>> BEGIN PROVIDED RECORDS
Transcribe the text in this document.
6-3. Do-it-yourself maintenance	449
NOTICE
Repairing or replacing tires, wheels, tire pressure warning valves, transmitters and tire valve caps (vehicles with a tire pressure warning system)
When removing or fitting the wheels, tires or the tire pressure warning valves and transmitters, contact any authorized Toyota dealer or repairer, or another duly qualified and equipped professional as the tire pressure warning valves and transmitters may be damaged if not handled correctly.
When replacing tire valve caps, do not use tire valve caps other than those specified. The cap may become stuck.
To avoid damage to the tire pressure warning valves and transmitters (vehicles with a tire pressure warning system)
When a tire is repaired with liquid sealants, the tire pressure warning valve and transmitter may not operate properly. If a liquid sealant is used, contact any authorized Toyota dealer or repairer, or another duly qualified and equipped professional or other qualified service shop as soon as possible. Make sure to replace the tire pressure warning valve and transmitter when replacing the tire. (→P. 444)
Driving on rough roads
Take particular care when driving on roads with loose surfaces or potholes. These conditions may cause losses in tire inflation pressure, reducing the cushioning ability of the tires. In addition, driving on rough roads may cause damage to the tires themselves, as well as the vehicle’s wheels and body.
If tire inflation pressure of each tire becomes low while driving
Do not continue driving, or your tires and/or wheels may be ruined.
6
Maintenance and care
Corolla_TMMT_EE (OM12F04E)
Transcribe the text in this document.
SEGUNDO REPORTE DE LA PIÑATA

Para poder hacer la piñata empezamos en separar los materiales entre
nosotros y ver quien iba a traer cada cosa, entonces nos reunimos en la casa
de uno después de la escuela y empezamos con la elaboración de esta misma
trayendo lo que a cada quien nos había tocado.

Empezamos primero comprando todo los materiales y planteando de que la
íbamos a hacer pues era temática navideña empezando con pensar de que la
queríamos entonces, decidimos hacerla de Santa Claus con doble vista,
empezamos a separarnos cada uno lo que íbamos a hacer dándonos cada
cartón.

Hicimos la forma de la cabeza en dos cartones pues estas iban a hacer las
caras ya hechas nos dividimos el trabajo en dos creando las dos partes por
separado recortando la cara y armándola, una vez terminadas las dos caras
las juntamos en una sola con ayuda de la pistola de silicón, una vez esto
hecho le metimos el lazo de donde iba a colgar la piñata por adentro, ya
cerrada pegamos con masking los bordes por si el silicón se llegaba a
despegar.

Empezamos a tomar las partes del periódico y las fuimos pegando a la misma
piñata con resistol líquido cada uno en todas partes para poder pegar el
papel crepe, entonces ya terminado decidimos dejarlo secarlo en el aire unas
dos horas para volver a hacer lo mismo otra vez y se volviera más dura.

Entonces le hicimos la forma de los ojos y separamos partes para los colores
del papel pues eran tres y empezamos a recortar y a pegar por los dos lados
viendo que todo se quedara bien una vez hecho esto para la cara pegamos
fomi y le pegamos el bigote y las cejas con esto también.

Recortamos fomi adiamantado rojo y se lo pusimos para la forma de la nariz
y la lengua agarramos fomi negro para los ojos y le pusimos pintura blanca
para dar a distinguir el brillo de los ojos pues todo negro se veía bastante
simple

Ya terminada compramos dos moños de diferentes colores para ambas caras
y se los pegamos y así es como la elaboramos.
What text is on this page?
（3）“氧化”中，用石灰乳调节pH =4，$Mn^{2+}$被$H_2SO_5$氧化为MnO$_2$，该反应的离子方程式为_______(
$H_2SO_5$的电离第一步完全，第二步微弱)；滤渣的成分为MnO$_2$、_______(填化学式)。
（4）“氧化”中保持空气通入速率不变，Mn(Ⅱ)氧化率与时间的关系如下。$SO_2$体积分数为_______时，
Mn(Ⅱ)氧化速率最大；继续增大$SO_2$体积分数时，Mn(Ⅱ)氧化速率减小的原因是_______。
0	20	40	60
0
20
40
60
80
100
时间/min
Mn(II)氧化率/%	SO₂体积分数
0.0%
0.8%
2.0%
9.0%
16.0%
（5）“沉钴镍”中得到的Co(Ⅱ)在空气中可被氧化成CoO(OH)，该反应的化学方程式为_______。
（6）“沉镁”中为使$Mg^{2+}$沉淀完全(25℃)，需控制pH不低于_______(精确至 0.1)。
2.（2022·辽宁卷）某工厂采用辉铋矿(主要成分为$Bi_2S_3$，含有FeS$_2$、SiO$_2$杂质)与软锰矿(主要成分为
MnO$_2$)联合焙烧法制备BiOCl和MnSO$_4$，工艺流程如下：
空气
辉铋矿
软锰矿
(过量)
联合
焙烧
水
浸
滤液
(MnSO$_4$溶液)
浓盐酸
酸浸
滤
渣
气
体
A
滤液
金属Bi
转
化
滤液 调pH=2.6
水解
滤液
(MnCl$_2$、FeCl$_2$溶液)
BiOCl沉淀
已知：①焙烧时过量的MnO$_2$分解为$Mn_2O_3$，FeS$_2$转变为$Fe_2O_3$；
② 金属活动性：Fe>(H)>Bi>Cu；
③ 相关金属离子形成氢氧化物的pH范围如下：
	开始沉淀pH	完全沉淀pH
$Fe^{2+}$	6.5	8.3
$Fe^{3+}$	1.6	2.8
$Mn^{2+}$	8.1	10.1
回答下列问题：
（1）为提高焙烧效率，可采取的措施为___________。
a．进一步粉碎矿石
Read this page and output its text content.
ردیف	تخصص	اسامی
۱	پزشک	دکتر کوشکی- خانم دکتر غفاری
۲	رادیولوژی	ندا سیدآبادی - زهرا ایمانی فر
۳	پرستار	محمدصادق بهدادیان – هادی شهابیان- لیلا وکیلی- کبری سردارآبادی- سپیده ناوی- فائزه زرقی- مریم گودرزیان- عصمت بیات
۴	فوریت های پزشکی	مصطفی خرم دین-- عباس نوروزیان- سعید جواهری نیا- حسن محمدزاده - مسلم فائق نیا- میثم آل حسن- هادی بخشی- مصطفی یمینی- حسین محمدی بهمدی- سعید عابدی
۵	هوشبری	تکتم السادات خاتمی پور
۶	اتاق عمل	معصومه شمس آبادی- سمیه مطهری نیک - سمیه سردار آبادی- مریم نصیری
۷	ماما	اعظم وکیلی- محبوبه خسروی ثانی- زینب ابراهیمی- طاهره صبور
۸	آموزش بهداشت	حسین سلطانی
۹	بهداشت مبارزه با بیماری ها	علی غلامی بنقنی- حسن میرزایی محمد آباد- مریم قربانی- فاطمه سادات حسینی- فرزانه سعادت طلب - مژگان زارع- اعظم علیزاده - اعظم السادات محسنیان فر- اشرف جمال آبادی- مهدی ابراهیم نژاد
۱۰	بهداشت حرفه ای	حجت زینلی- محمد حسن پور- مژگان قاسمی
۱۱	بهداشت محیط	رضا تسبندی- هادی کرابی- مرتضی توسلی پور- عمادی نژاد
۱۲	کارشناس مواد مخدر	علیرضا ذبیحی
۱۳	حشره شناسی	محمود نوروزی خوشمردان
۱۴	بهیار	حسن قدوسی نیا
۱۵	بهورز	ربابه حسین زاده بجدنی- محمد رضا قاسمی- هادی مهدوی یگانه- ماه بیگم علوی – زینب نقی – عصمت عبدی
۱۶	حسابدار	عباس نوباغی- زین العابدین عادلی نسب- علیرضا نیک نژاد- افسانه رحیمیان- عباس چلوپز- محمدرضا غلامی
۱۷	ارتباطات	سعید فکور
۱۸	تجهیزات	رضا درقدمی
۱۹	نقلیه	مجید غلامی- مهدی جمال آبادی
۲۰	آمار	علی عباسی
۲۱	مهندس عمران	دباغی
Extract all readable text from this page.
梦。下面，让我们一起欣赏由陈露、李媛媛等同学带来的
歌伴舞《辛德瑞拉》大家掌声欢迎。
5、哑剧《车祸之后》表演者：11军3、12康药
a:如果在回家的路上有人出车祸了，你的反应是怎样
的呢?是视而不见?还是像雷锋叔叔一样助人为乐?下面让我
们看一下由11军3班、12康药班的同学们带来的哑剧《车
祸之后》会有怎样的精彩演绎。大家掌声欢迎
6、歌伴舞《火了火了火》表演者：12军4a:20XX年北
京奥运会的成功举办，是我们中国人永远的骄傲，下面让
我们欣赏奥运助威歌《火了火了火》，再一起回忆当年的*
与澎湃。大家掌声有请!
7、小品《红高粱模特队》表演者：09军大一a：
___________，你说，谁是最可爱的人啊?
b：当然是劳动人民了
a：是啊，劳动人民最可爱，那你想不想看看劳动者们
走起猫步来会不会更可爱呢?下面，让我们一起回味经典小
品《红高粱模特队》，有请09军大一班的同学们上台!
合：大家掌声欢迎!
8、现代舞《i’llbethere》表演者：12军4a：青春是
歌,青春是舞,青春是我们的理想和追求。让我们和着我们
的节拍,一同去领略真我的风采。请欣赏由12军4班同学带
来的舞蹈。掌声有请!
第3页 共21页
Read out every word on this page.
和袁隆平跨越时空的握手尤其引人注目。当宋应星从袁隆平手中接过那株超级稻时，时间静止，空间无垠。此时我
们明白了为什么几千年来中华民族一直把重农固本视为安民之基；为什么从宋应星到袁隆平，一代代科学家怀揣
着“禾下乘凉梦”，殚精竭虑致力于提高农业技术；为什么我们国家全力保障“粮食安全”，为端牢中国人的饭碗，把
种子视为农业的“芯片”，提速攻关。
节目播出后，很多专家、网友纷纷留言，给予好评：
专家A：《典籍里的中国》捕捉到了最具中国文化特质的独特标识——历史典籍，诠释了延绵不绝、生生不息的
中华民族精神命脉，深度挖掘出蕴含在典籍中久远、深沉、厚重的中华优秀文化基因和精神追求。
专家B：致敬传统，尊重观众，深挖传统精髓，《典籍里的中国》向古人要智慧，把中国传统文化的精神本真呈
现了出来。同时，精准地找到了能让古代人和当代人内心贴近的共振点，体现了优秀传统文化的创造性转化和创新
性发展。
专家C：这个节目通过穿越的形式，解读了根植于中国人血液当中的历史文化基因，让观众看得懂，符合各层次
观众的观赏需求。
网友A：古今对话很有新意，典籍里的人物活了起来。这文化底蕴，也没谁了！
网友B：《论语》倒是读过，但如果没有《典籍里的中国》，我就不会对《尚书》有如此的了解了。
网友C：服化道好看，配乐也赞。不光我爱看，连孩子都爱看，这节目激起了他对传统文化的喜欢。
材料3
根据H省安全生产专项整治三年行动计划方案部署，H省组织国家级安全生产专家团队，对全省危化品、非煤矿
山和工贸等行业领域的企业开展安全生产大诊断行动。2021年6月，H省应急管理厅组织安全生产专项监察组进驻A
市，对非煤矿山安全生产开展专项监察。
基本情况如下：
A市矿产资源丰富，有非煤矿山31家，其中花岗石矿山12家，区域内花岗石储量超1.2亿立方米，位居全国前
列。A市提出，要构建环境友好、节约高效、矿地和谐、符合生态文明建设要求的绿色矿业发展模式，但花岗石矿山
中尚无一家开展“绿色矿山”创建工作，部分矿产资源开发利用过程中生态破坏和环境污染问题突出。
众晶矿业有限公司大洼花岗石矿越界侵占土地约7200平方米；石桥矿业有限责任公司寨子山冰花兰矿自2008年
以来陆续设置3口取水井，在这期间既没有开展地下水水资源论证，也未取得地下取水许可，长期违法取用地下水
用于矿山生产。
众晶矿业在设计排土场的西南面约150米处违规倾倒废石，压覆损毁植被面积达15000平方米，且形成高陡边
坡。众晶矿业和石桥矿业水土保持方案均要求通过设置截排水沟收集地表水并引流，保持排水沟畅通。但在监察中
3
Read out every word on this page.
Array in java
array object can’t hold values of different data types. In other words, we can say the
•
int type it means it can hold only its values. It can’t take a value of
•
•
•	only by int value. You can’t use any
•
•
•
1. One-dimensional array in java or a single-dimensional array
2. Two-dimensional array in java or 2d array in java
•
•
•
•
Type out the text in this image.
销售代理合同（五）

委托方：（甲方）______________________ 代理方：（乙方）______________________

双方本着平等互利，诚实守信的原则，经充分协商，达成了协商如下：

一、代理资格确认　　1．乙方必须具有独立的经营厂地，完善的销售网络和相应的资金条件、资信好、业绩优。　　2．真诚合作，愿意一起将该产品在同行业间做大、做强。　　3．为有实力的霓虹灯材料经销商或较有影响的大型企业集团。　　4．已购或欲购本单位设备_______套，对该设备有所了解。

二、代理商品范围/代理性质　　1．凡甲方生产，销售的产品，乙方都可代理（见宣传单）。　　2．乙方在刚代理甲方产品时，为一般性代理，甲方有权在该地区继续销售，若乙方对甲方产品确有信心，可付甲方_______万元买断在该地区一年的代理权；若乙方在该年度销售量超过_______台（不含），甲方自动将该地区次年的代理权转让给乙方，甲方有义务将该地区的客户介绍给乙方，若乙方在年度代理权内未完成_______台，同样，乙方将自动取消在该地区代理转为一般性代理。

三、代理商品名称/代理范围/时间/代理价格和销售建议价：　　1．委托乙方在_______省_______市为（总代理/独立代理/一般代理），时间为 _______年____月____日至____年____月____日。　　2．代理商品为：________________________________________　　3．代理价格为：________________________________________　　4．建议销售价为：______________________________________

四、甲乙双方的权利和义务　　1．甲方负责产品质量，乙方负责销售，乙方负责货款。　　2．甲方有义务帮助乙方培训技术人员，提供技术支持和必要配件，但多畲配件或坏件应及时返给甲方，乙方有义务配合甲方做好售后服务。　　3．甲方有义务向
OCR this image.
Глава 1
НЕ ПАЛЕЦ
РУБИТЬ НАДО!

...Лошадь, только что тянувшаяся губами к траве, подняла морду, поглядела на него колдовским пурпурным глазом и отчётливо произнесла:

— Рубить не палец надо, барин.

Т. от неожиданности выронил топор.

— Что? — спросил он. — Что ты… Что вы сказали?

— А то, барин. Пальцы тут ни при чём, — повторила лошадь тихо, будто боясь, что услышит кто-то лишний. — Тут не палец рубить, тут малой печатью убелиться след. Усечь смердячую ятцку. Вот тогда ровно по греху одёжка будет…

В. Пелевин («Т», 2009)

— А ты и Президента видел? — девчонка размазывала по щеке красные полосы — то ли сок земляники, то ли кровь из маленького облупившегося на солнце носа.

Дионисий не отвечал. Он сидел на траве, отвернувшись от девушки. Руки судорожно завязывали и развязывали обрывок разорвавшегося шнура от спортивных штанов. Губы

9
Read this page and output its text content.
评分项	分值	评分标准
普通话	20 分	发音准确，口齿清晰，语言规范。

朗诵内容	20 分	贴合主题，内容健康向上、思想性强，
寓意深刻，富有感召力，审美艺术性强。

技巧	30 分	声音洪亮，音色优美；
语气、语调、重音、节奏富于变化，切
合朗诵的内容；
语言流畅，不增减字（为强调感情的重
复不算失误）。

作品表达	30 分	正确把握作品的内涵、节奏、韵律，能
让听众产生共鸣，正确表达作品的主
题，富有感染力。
>> END PROVIDED RECORDS
→ PROBLEM STATEMENT:
Count each line of the data where the word "pues" appears, then reply with the total only.

→ OUTPUT BELOW:
4